Given problem: Look through the material below. Copy each line that contains the string "entre".

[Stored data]
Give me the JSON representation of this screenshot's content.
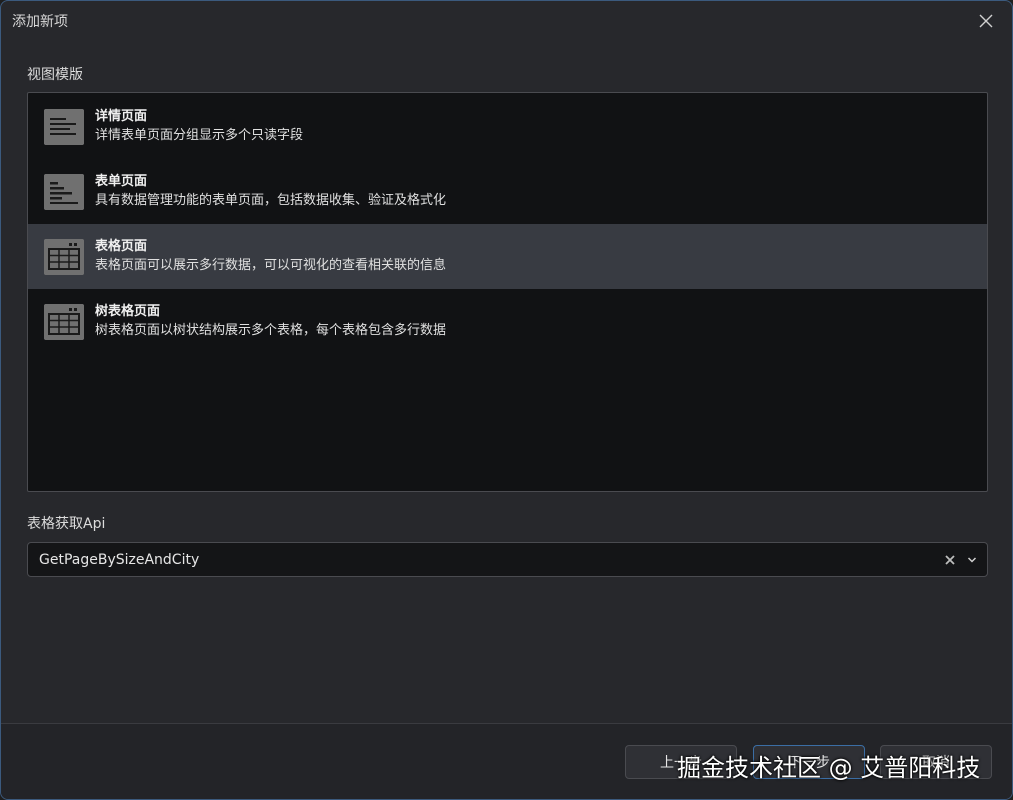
{
  "window": {
    "title": "添加新项",
    "close_icon": "close-icon"
  },
  "templates": {
    "label": "视图模版",
    "items": [
      {
        "title": "详情页面",
        "desc": "详情表单页面分组显示多个只读字段",
        "icon": "detail-page-icon",
        "selected": false
      },
      {
        "title": "表单页面",
        "desc": "具有数据管理功能的表单页面，包括数据收集、验证及格式化",
        "icon": "form-page-icon",
        "selected": false
      },
      {
        "title": "表格页面",
        "desc": "表格页面可以展示多行数据，可以可视化的查看相关联的信息",
        "icon": "table-page-icon",
        "selected": true
      },
      {
        "title": "树表格页面",
        "desc": "树表格页面以树状结构展示多个表格，每个表格包含多行数据",
        "icon": "tree-table-page-icon",
        "selected": false
      }
    ]
  },
  "api": {
    "label": "表格获取Api",
    "value": "GetPageBySizeAndCity"
  },
  "footer": {
    "prev_label": "上一步",
    "next_label": "下一步",
    "cancel_label": "取消"
  },
  "watermark": {
    "text": "掘金技术社区 @ 艾普阳科技"
  }
}
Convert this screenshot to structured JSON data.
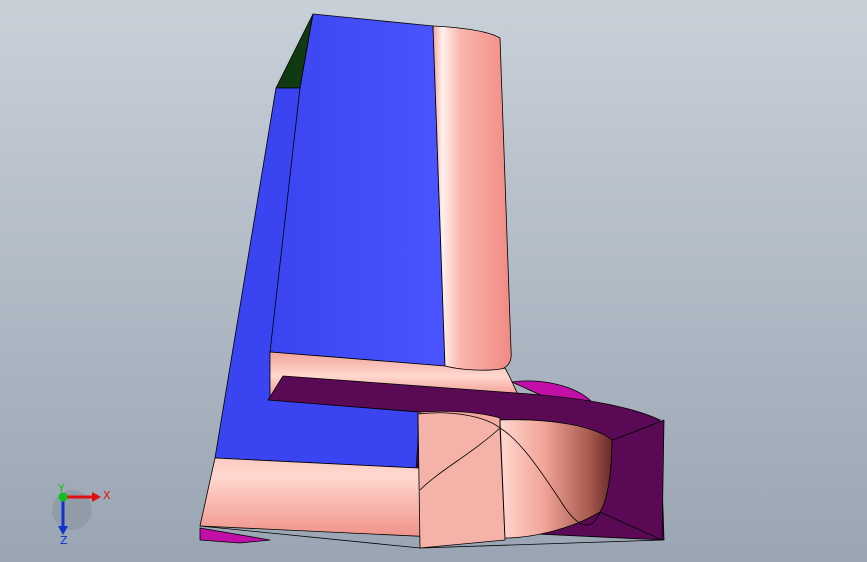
{
  "viewport": {
    "background_top": "#c8d0d8",
    "background_bottom": "#9aa5b3"
  },
  "model": {
    "colors": {
      "blue_face": "#3a44f0",
      "blue_face_light": "#4a55ff",
      "salmon": "#f39a93",
      "salmon_light": "#ffe7e2",
      "dark_purple": "#5a0a55",
      "magenta": "#c20fa8",
      "dark_green": "#0f3a12"
    }
  },
  "triad": {
    "x_label": "X",
    "y_label": "Y",
    "z_label": "Z",
    "x_color": "#e01010",
    "y_color": "#10c020",
    "z_color": "#1030d0"
  }
}
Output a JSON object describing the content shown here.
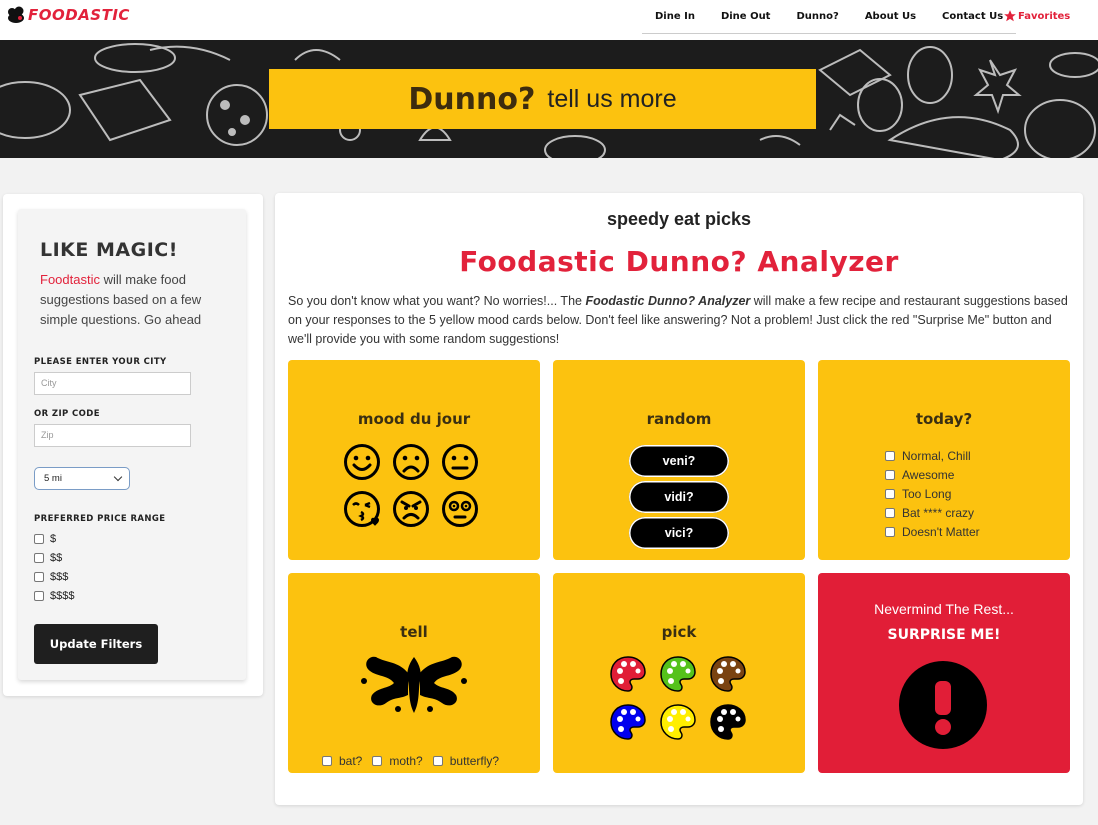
{
  "brand": {
    "name": "FOODASTIC"
  },
  "nav": {
    "links": [
      "Dine In",
      "Dine Out",
      "Dunno?",
      "About Us",
      "Contact Us"
    ],
    "favorites": "Favorites"
  },
  "hero": {
    "title": "Dunno?",
    "subtitle": "tell us more"
  },
  "sidebar": {
    "title": "LIKE MAGIC!",
    "brand_word": "Foodtastic",
    "text": " will make food suggestions based on a few simple questions. Go ahead",
    "city_label": "PLEASE ENTER YOUR CITY",
    "city_placeholder": "City",
    "zip_label": "OR ZIP CODE",
    "zip_placeholder": "Zip",
    "distance": "5 mi",
    "price_label": "PREFERRED PRICE RANGE",
    "prices": [
      "$",
      "$$",
      "$$$",
      "$$$$"
    ],
    "update_button": "Update Filters"
  },
  "main": {
    "kicker": "speedy eat picks",
    "title": "Foodastic Dunno? Analyzer",
    "desc_1": "So you don't know what you want? No worries!... The ",
    "desc_bold": "Foodastic Dunno? Analyzer",
    "desc_2": " will make a few recipe and restaurant suggestions based on your responses to the 5 yellow mood cards below. Don't feel like answering? Not a problem! Just click the red \"Surprise Me\" button and we'll provide you with some random suggestions!"
  },
  "cards": {
    "mood": {
      "title": "mood du jour",
      "faces": [
        "smile",
        "frown",
        "neutral",
        "kiss",
        "angry",
        "flushed"
      ]
    },
    "random": {
      "title": "random",
      "buttons": [
        "veni?",
        "vidi?",
        "vici?"
      ]
    },
    "today": {
      "title": "today?",
      "options": [
        "Normal, Chill",
        "Awesome",
        "Too Long",
        "Bat **** crazy",
        "Doesn't Matter"
      ]
    },
    "tell": {
      "title": "tell",
      "options": [
        "bat?",
        "moth?",
        "butterfly?"
      ]
    },
    "pick": {
      "title": "pick",
      "palettes": [
        "#e11e37",
        "#55c21b",
        "#7a4311",
        "#0000ee",
        "#ffee00",
        "#000000"
      ]
    },
    "surprise": {
      "line1": "Nevermind The Rest...",
      "line2": "SURPRISE ME!"
    }
  },
  "colors": {
    "brand_red": "#e11e37",
    "mood_yellow": "#fcc20f",
    "dark": "#1f1f1f"
  }
}
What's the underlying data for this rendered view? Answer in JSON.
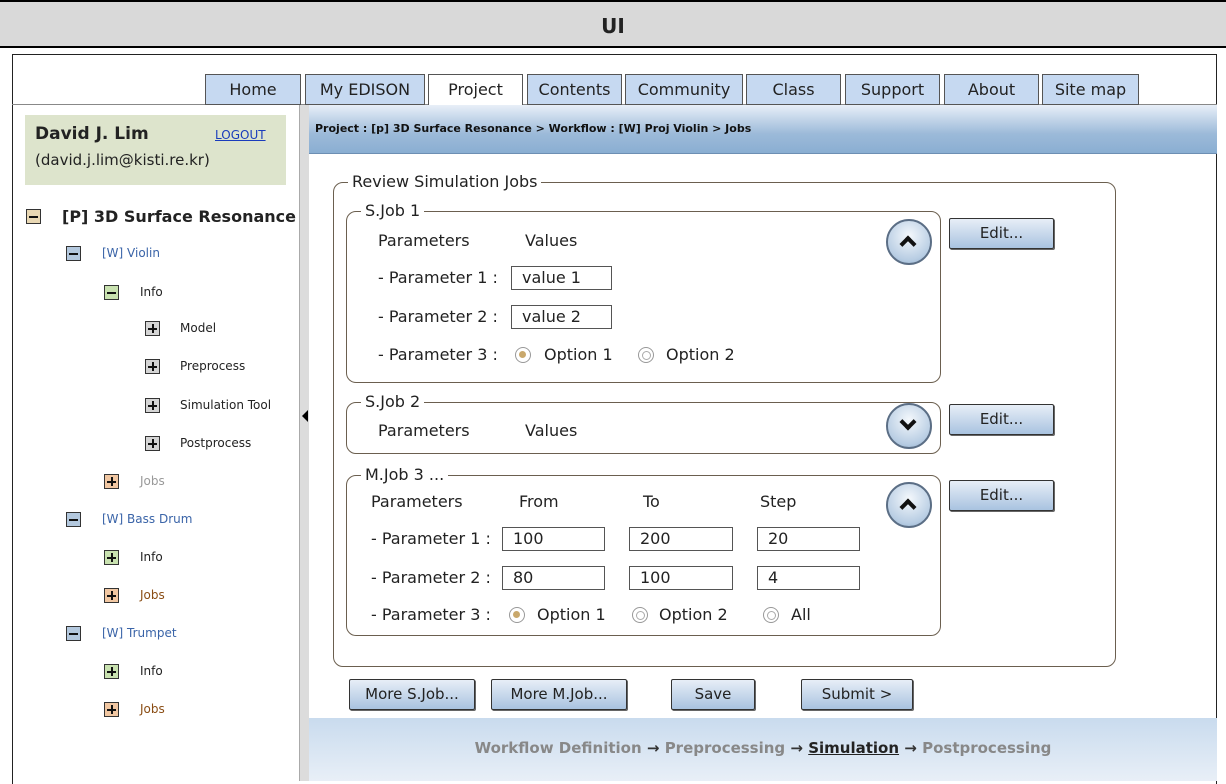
{
  "window": {
    "title": "UI"
  },
  "nav": {
    "tabs": [
      "Home",
      "My EDISON",
      "Project",
      "Contents",
      "Community",
      "Class",
      "Support",
      "About",
      "Site map"
    ],
    "active": "Project"
  },
  "user": {
    "name": "David J. Lim",
    "email": "(david.j.lim@kisti.re.kr)",
    "logout": "LOGOUT"
  },
  "tree": {
    "project": "[P] 3D Surface Resonance",
    "violin": "[W] Violin",
    "violin_info": "Info",
    "model": "Model",
    "preprocess": "Preprocess",
    "simulation_tool": "Simulation Tool",
    "postprocess": "Postprocess",
    "violin_jobs": "Jobs",
    "bass_drum": "[W] Bass Drum",
    "bass_info": "Info",
    "bass_jobs": "Jobs",
    "trumpet": "[W] Trumpet",
    "trumpet_info": "Info",
    "trumpet_jobs": "Jobs"
  },
  "breadcrumb": "Project : [p] 3D Surface Resonance > Workflow : [W] Proj Violin > Jobs",
  "review": {
    "title": "Review Simulation Jobs"
  },
  "sjob1": {
    "title": "S.Job 1",
    "col_params": "Parameters",
    "col_values": "Values",
    "p1_label": "- Parameter 1 :",
    "p1_value": "value 1",
    "p2_label": "- Parameter 2 :",
    "p2_value": "value 2",
    "p3_label": "- Parameter 3 :",
    "opt1": "Option 1",
    "opt2": "Option 2",
    "edit": "Edit..."
  },
  "sjob2": {
    "title": "S.Job 2",
    "col_params": "Parameters",
    "col_values": "Values",
    "edit": "Edit..."
  },
  "mjob3": {
    "title": "M.Job 3 ...",
    "col_params": "Parameters",
    "col_from": "From",
    "col_to": "To",
    "col_step": "Step",
    "p1_label": "- Parameter 1 :",
    "p1_from": "100",
    "p1_to": "200",
    "p1_step": "20",
    "p2_label": "- Parameter 2 :",
    "p2_from": "80",
    "p2_to": "100",
    "p2_step": "4",
    "p3_label": "- Parameter 3 :",
    "opt1": "Option 1",
    "opt2": "Option 2",
    "opt_all": "All",
    "edit": "Edit..."
  },
  "actions": {
    "more_sjob": "More S.Job...",
    "more_mjob": "More M.Job...",
    "save": "Save",
    "submit": "Submit >"
  },
  "workflow": {
    "step1": "Workflow Definition",
    "step2": "Preprocessing",
    "step3": "Simulation",
    "step4": "Postprocessing",
    "arrow": "→"
  }
}
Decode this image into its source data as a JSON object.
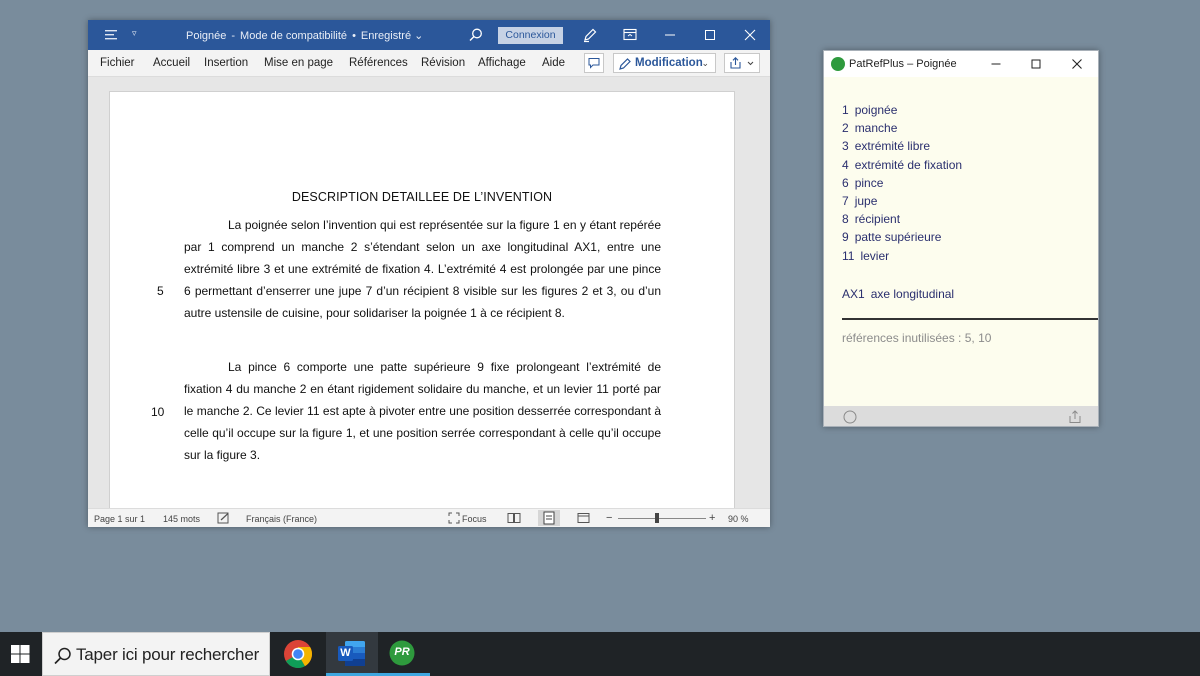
{
  "word": {
    "title": {
      "doc": "Poignée",
      "mode": "Mode de compatibilité",
      "saved": "Enregistré"
    },
    "connexion": "Connexion",
    "menu": [
      "Fichier",
      "Accueil",
      "Insertion",
      "Mise en page",
      "Références",
      "Révision",
      "Affichage",
      "Aide"
    ],
    "modification": "Modification",
    "document": {
      "heading": "DESCRIPTION DETAILLEE DE L’INVENTION",
      "paragraphs": [
        "La poignée selon l’invention qui est représentée sur la figure 1 en y étant repérée par 1 comprend un manche 2 s’étendant selon un axe longitudinal AX1, entre une extrémité libre 3 et une extrémité de fixation 4. L’extrémité 4 est prolongée par une pince 6 permettant d’enserrer une jupe 7 d’un récipient 8 visible sur les figures 2 et 3, ou d’un autre ustensile de cuisine, pour solidariser la poignée 1 à ce récipient 8.",
        "La pince 6 comporte une patte supérieure 9 fixe prolongeant l’extrémité de fixation 4 du manche 2 en étant rigidement solidaire du manche, et un levier 11 porté par le manche 2. Ce levier 11 est apte à pivoter entre une position desserrée correspondant à celle qu’il occupe sur la figure 1, et une position serrée correspondant à celle qu’il occupe sur la figure 3."
      ],
      "line_numbers": [
        "5",
        "10"
      ]
    },
    "status": {
      "page": "Page 1 sur 1",
      "words": "145 mots",
      "language": "Français (France)",
      "focus": "Focus",
      "zoom_minus": "−",
      "zoom_plus": "+",
      "zoom": "90 %",
      "zoom_level_percent": 90
    }
  },
  "patref": {
    "title": "PatRefPlus – Poignée",
    "references": [
      {
        "num": "1",
        "label": "poignée"
      },
      {
        "num": "2",
        "label": "manche"
      },
      {
        "num": "3",
        "label": "extrémité libre"
      },
      {
        "num": "4",
        "label": "extrémité de fixation"
      },
      {
        "num": "6",
        "label": "pince"
      },
      {
        "num": "7",
        "label": "jupe"
      },
      {
        "num": "8",
        "label": "récipient"
      },
      {
        "num": "9",
        "label": "patte supérieure"
      },
      {
        "num": "11",
        "label": "levier"
      }
    ],
    "axis": {
      "num": "AX1",
      "label": "axe longitudinal"
    },
    "unused": "références inutilisées : 5, 10"
  },
  "taskbar": {
    "search_placeholder": "Taper ici pour rechercher",
    "apps": [
      "chrome-icon",
      "word-icon",
      "patrefplus-icon"
    ],
    "word_badge": "W",
    "patref_badge": "PR"
  },
  "colors": {
    "word_blue": "#2b579a",
    "patref_bg": "#fdfdee",
    "patref_green": "#2e9a3d",
    "desktop": "#798c9c",
    "taskbar": "#1f2326",
    "accent": "#3ea7e0"
  }
}
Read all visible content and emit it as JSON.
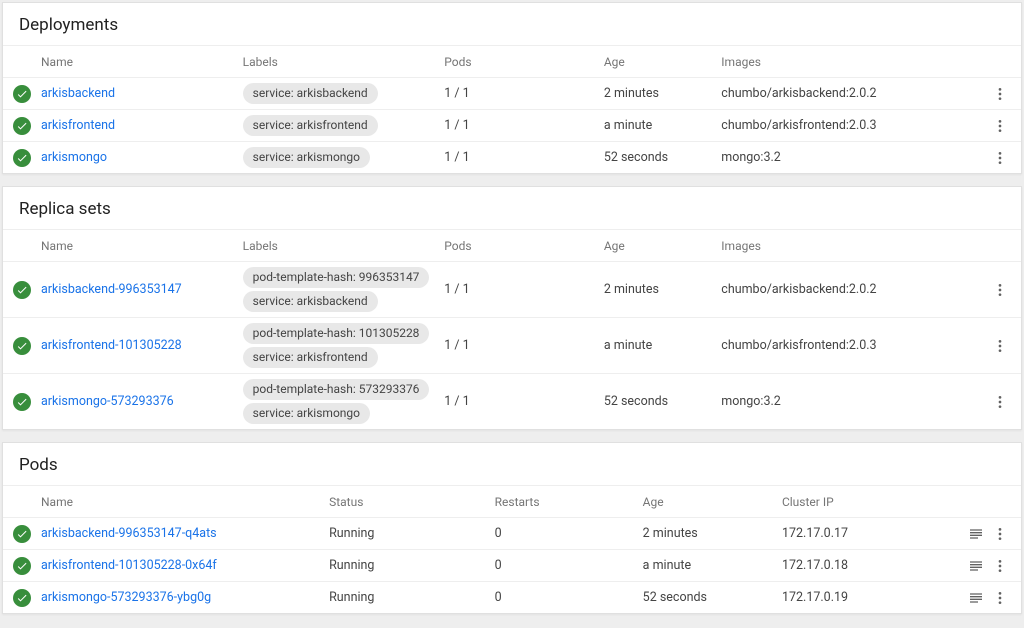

Answer to this task:
        "La poignée selon l’invention qui est représentée sur la figure 1 en y étant repérée par 1 comprend un manche 2 s’étendant selon un axe longitudinal AX1, entre une extrémité libre 3 et une extrémité de fixation 4. L’extrémité 4 est prolongée par une pince 6 permettant d’enserrer une jupe 7 d’un récipient 8 visible sur les figures 2 et 3, ou d’un autre ustensile de cuisine, pour solidariser la poignée 1 à ce récipient 8.",
        "La pince 6 comporte une patte supérieure 9 fixe prolongeant l’extrémité de fixation 4 du manche 2 en étant rigidement solidaire du manche, et un levier 11 porté par le manche 2. Ce levier 11 est apte à pivoter entre une position desserrée correspondant à celle qu’il occupe sur la figure 1, et une position serrée correspondant à celle qu’il occupe sur la figure 3."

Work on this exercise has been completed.